= Stated goal =
Extract every line of the entries below, reproducing each one character for character.

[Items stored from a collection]
◆ ◆ ◆ ◆ ◆

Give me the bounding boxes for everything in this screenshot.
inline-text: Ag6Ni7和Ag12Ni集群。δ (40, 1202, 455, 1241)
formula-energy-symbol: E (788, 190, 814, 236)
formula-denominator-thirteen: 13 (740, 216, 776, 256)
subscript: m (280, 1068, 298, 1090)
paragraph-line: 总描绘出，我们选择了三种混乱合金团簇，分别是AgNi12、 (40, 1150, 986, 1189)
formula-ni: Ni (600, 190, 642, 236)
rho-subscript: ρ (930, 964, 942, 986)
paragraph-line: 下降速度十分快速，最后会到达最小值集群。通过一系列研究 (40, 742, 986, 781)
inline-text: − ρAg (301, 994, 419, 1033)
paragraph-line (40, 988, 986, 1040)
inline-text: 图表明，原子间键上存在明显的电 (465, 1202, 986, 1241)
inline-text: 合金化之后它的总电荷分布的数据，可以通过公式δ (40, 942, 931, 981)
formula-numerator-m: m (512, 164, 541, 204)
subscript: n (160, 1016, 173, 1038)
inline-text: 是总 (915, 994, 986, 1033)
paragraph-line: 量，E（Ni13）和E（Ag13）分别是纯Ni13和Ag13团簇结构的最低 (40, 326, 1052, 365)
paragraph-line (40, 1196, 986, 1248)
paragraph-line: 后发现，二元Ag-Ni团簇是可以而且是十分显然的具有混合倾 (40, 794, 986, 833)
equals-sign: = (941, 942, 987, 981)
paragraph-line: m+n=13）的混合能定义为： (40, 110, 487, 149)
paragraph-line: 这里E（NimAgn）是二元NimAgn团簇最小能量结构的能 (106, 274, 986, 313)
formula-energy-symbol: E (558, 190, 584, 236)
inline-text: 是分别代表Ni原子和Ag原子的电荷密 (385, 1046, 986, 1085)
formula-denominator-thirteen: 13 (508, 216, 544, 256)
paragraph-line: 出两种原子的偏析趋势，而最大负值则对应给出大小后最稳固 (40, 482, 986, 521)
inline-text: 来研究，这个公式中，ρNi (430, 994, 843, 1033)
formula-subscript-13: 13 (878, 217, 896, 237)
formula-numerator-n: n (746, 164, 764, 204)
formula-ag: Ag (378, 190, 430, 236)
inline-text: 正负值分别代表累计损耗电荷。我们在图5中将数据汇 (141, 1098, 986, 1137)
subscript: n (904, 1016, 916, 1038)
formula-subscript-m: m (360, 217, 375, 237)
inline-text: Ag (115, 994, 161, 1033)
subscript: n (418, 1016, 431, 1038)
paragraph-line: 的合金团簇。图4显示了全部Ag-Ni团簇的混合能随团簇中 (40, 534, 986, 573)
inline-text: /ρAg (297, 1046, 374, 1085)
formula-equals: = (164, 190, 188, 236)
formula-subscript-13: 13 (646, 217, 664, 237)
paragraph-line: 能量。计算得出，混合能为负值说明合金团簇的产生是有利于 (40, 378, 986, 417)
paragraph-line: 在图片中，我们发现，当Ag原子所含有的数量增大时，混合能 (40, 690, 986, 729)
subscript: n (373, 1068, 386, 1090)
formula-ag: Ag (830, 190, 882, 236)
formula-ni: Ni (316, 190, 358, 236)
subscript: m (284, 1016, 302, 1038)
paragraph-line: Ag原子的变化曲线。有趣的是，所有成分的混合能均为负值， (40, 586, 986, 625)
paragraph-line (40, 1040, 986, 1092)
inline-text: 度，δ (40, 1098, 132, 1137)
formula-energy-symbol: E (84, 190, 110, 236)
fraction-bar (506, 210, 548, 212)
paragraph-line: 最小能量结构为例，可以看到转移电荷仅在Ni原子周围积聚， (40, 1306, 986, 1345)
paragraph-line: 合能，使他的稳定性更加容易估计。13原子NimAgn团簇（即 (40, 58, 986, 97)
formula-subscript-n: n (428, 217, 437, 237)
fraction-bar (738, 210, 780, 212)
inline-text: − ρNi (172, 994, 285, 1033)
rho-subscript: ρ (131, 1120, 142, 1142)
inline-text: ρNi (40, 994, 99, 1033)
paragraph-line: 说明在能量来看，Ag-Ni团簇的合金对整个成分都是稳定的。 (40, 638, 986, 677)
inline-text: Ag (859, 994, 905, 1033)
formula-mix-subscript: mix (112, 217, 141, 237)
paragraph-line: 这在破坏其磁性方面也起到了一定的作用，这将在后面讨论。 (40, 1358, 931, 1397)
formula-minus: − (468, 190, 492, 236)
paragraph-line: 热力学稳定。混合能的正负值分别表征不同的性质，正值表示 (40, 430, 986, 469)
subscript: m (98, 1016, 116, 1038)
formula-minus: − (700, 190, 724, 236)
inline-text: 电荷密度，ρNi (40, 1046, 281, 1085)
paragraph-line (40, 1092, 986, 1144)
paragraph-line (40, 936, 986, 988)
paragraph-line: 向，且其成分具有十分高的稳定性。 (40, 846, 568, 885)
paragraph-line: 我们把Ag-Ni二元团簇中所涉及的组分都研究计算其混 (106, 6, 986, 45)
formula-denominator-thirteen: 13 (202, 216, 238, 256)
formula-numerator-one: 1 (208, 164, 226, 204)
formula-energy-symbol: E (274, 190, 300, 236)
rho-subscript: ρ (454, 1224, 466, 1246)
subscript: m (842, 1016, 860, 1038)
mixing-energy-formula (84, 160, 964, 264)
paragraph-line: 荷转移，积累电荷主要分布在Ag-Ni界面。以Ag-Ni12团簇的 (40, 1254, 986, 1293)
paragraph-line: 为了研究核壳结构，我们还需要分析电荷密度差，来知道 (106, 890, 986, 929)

◆ ◆ ◆ ◆ ◆

= Result of this exercise =
Give me the bounding boxes for everything in this screenshot.
inline-text: Ag6Ni7和Ag12Ni集群。δ (40, 1202, 455, 1241)
formula-energy-symbol: E (788, 190, 814, 236)
formula-denominator-thirteen: 13 (740, 216, 776, 256)
subscript: m (280, 1068, 298, 1090)
paragraph-line: 总描绘出，我们选择了三种混乱合金团簇，分别是AgNi12、 (40, 1150, 986, 1189)
formula-ni: Ni (600, 190, 642, 236)
rho-subscript: ρ (930, 964, 942, 986)
paragraph-line: 下降速度十分快速，最后会到达最小值集群。通过一系列研究 (40, 742, 986, 781)
inline-text: − ρAg (301, 994, 419, 1033)
paragraph-line (40, 988, 986, 1040)
inline-text: 图表明，原子间键上存在明显的电 (465, 1202, 986, 1241)
inline-text: 合金化之后它的总电荷分布的数据，可以通过公式δ (40, 942, 931, 981)
formula-numerator-m: m (512, 164, 541, 204)
subscript: n (160, 1016, 173, 1038)
inline-text: 是总 (915, 994, 986, 1033)
paragraph-line: 量，E（Ni13）和E（Ag13）分别是纯Ni13和Ag13团簇结构的最低 (40, 326, 1052, 365)
paragraph-line (40, 1196, 986, 1248)
paragraph-line: 后发现，二元Ag-Ni团簇是可以而且是十分显然的具有混合倾 (40, 794, 986, 833)
equals-sign: = (941, 942, 987, 981)
paragraph-line: m+n=13）的混合能定义为： (40, 110, 487, 149)
paragraph-line: 这里E（NimAgn）是二元NimAgn团簇最小能量结构的能 (106, 274, 986, 313)
formula-energy-symbol: E (558, 190, 584, 236)
inline-text: 是分别代表Ni原子和Ag原子的电荷密 (385, 1046, 986, 1085)
formula-denominator-thirteen: 13 (508, 216, 544, 256)
paragraph-line: 出两种原子的偏析趋势，而最大负值则对应给出大小后最稳固 (40, 482, 986, 521)
inline-text: 来研究，这个公式中，ρNi (430, 994, 843, 1033)
formula-subscript-13: 13 (878, 217, 896, 237)
formula-numerator-n: n (746, 164, 764, 204)
formula-ag: Ag (378, 190, 430, 236)
inline-text: 正负值分别代表累计损耗电荷。我们在图5中将数据汇 (141, 1098, 986, 1137)
subscript: n (904, 1016, 916, 1038)
formula-subscript-m: m (360, 217, 375, 237)
inline-text: Ag (115, 994, 161, 1033)
subscript: n (418, 1016, 431, 1038)
paragraph-line: 的合金团簇。图4显示了全部Ag-Ni团簇的混合能随团簇中 (40, 534, 986, 573)
inline-text: /ρAg (297, 1046, 374, 1085)
formula-equals: = (164, 190, 188, 236)
formula-subscript-13: 13 (646, 217, 664, 237)
paragraph-line: 能量。计算得出，混合能为负值说明合金团簇的产生是有利于 (40, 378, 986, 417)
paragraph-line: 在图片中，我们发现，当Ag原子所含有的数量增大时，混合能 (40, 690, 986, 729)
subscript: n (373, 1068, 386, 1090)
formula-ag: Ag (830, 190, 882, 236)
formula-ni: Ni (316, 190, 358, 236)
subscript: m (284, 1016, 302, 1038)
paragraph-line: Ag原子的变化曲线。有趣的是，所有成分的混合能均为负值， (40, 586, 986, 625)
paragraph-line (40, 1040, 986, 1092)
inline-text: 度，δ (40, 1098, 132, 1137)
formula-energy-symbol: E (84, 190, 110, 236)
fraction-bar (506, 210, 548, 212)
paragraph-line: 最小能量结构为例，可以看到转移电荷仅在Ni原子周围积聚， (40, 1306, 986, 1345)
paragraph-line: 合能，使他的稳定性更加容易估计。13原子NimAgn团簇（即 (40, 58, 986, 97)
formula-subscript-n: n (428, 217, 437, 237)
fraction-bar (738, 210, 780, 212)
inline-text: − ρNi (172, 994, 285, 1033)
rho-subscript: ρ (131, 1120, 142, 1142)
inline-text: ρNi (40, 994, 99, 1033)
paragraph-line: 说明在能量来看，Ag-Ni团簇的合金对整个成分都是稳定的。 (40, 638, 986, 677)
inline-text: Ag (859, 994, 905, 1033)
formula-mix-subscript: mix (112, 217, 141, 237)
paragraph-line: 这在破坏其磁性方面也起到了一定的作用，这将在后面讨论。 (40, 1358, 931, 1397)
formula-minus: − (468, 190, 492, 236)
paragraph-line: 热力学稳定。混合能的正负值分别表征不同的性质，正值表示 (40, 430, 986, 469)
subscript: m (98, 1016, 116, 1038)
formula-minus: − (700, 190, 724, 236)
inline-text: 电荷密度，ρNi (40, 1046, 281, 1085)
paragraph-line (40, 1092, 986, 1144)
paragraph-line (40, 936, 986, 988)
paragraph-line: 向，且其成分具有十分高的稳定性。 (40, 846, 568, 885)
paragraph-line: 我们把Ag-Ni二元团簇中所涉及的组分都研究计算其混 (106, 6, 986, 45)
formula-denominator-thirteen: 13 (202, 216, 238, 256)
formula-numerator-one: 1 (208, 164, 226, 204)
formula-energy-symbol: E (274, 190, 300, 236)
rho-subscript: ρ (454, 1224, 466, 1246)
subscript: m (842, 1016, 860, 1038)
mixing-energy-formula (84, 160, 964, 264)
paragraph-line: 荷转移，积累电荷主要分布在Ag-Ni界面。以Ag-Ni12团簇的 (40, 1254, 986, 1293)
paragraph-line: 为了研究核壳结构，我们还需要分析电荷密度差，来知道 (106, 890, 986, 929)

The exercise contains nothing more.